- Set problem
Every line that contains the word "JSON" should be copied out.

Entries taken from a collection

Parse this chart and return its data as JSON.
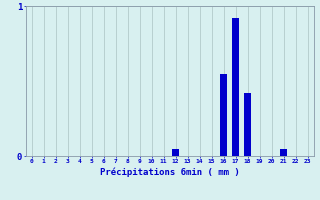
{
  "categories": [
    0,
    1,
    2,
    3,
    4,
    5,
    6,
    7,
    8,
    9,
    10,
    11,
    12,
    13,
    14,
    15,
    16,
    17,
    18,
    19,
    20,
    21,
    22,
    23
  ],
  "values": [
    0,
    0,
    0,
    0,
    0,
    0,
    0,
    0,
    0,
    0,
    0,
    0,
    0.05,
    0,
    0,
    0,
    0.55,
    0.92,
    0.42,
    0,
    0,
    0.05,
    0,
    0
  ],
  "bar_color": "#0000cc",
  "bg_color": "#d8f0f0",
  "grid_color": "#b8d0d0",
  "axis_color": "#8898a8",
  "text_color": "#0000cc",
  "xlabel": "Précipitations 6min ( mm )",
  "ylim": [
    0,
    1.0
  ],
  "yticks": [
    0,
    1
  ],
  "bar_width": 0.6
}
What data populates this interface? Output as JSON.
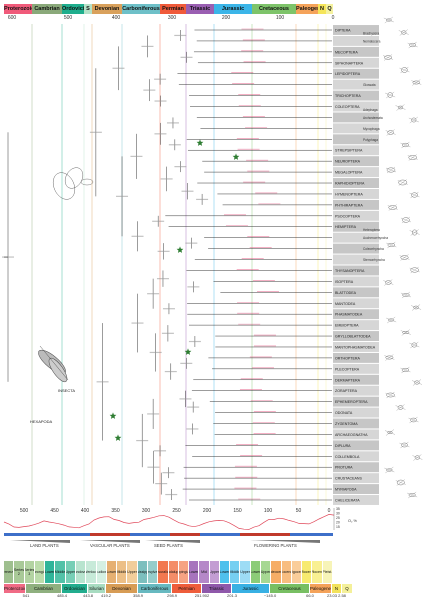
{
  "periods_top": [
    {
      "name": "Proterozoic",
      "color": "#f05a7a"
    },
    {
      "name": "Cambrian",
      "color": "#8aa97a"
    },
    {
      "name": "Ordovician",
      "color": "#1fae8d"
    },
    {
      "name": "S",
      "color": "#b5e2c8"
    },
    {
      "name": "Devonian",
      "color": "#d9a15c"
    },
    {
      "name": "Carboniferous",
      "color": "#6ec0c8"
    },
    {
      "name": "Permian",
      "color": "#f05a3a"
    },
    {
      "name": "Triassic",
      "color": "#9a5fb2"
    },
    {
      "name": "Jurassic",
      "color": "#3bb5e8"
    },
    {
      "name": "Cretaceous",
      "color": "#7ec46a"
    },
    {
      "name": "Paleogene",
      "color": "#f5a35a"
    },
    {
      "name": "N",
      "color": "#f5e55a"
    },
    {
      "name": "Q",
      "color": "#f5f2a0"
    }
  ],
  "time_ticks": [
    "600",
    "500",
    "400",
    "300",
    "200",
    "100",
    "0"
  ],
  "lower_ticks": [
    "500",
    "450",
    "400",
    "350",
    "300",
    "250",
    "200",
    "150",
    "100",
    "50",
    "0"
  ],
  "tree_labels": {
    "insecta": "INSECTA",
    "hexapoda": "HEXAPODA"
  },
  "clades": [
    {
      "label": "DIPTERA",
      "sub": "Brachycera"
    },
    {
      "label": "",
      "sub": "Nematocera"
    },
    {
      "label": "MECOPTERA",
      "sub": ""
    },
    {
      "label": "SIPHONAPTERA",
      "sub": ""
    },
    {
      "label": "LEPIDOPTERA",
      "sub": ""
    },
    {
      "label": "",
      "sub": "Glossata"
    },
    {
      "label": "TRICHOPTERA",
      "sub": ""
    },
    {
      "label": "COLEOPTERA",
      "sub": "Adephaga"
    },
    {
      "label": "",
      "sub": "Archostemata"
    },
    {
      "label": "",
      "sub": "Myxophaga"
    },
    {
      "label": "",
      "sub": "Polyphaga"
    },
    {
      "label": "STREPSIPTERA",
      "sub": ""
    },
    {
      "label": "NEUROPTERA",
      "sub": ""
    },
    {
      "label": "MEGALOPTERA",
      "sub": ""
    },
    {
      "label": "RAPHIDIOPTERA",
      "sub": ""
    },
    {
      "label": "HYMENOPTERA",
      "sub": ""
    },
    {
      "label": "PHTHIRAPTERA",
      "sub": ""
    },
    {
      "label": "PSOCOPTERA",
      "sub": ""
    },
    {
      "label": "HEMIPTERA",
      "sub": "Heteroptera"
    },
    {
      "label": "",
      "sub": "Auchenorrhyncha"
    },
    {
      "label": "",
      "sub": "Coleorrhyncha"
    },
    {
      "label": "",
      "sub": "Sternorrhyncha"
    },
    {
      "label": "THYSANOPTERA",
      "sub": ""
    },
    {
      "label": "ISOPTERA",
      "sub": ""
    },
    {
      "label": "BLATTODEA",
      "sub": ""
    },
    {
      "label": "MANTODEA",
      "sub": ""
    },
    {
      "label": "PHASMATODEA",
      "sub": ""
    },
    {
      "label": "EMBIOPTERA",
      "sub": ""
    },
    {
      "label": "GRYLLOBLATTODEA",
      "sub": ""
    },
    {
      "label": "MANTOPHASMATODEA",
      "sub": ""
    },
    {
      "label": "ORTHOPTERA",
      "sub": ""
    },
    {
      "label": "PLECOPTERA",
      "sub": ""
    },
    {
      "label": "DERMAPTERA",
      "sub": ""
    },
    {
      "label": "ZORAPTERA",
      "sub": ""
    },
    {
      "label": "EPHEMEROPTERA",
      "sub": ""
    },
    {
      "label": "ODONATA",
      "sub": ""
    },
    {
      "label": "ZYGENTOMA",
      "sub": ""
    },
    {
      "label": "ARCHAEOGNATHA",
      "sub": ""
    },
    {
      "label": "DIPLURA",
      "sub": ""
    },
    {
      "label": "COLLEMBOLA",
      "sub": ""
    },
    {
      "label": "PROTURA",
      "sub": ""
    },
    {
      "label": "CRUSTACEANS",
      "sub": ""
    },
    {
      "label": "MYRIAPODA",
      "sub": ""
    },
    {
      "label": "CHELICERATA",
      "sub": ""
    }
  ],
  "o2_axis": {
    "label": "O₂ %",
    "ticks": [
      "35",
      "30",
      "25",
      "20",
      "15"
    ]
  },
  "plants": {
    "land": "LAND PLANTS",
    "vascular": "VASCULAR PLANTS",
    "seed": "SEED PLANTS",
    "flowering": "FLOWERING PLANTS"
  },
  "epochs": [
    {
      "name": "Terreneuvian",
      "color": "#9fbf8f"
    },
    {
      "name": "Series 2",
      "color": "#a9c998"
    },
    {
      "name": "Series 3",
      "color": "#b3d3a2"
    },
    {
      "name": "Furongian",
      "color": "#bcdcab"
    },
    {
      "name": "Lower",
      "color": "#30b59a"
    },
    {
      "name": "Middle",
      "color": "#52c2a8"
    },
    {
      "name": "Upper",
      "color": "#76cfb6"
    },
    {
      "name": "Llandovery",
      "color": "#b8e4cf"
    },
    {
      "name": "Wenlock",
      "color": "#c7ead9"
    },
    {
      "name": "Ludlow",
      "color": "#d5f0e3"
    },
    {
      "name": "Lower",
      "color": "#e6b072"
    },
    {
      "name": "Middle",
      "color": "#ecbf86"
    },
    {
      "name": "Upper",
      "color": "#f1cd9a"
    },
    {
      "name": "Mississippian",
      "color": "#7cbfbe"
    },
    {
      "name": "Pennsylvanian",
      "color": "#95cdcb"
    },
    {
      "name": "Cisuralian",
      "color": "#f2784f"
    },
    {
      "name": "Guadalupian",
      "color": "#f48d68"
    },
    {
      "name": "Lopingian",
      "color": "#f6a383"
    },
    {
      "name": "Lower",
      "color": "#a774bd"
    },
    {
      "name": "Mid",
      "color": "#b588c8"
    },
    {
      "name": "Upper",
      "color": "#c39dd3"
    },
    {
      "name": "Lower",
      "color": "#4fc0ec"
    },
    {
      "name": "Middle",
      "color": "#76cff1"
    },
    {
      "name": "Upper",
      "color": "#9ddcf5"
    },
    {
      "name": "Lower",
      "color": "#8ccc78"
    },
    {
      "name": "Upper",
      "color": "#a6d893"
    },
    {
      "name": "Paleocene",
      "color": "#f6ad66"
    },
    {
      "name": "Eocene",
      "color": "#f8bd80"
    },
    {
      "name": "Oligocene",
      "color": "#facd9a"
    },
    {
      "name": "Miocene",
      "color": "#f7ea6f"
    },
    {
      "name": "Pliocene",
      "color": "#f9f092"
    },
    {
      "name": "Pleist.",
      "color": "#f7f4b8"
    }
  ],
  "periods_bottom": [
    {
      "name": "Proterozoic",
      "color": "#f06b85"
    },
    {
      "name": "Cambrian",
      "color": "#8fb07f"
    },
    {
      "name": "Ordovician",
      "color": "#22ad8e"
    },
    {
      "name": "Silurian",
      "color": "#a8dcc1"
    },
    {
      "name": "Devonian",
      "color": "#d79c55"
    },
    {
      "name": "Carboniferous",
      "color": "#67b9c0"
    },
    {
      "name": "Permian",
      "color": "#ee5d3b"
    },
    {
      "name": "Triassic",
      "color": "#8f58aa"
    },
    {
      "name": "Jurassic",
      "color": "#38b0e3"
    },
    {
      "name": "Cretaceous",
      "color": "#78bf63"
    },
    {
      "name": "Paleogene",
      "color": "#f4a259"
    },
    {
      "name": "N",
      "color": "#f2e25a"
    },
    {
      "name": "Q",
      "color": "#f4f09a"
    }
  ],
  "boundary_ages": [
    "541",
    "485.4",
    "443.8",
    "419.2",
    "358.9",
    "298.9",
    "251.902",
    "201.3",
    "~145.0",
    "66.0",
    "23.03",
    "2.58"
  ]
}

* * *

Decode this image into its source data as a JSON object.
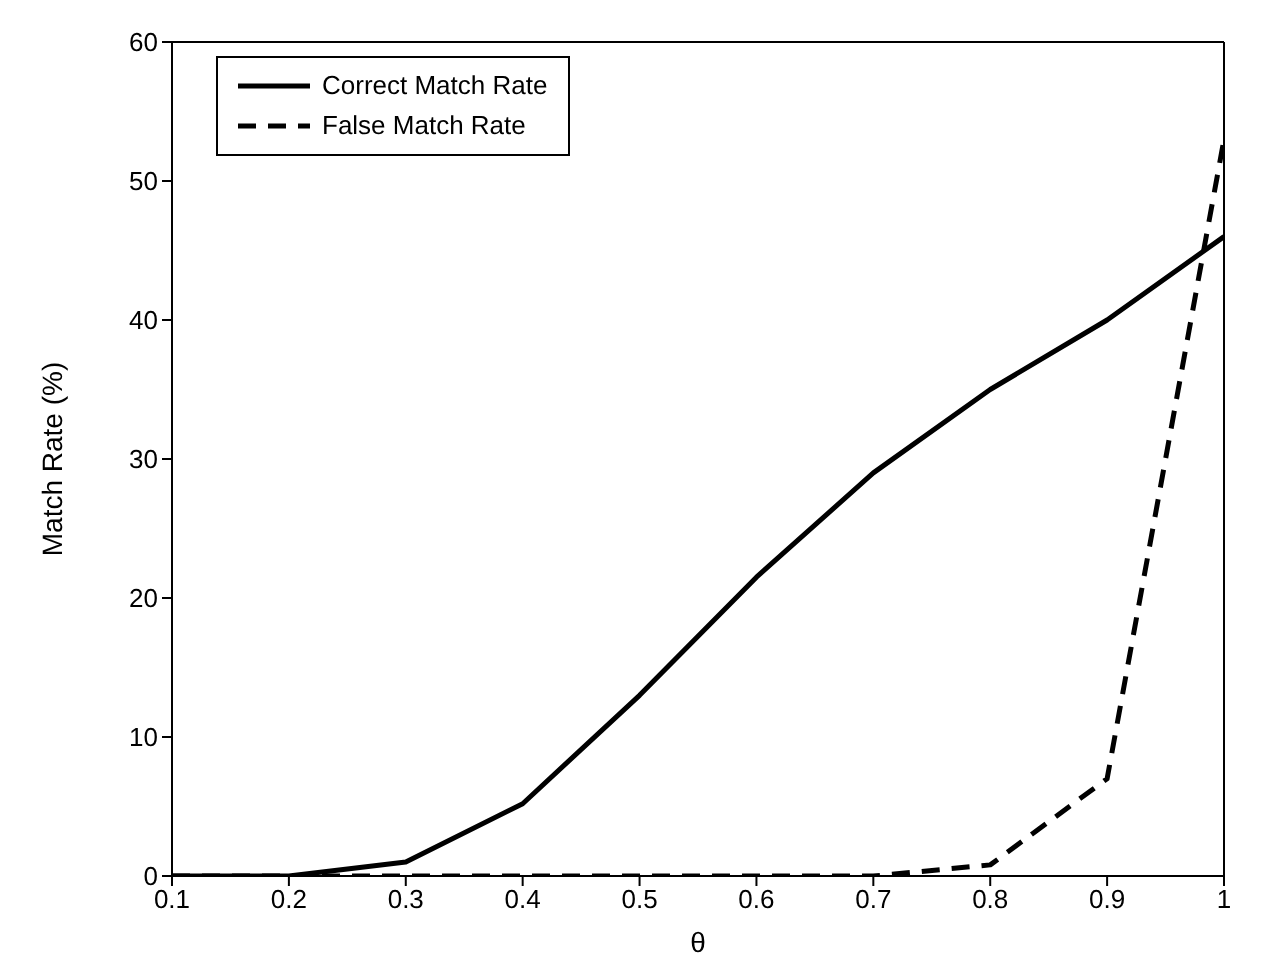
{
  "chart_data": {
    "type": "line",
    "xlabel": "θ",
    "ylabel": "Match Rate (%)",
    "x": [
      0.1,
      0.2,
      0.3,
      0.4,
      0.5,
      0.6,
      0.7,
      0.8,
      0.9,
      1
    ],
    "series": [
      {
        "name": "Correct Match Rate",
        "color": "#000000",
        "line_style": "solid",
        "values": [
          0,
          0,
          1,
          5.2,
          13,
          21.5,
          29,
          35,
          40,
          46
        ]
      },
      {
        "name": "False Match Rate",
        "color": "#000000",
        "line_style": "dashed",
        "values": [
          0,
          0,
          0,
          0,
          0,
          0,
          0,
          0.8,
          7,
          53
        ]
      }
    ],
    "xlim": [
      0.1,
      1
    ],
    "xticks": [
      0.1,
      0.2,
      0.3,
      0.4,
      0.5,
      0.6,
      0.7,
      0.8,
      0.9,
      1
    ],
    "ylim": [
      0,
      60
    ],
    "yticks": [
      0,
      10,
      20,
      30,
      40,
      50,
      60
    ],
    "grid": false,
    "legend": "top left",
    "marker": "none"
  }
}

- Result for this task
Parse this chart and return its data as JSON.
What data populates this interface? Output as JSON.
Decode this image into its source data as a JSON object.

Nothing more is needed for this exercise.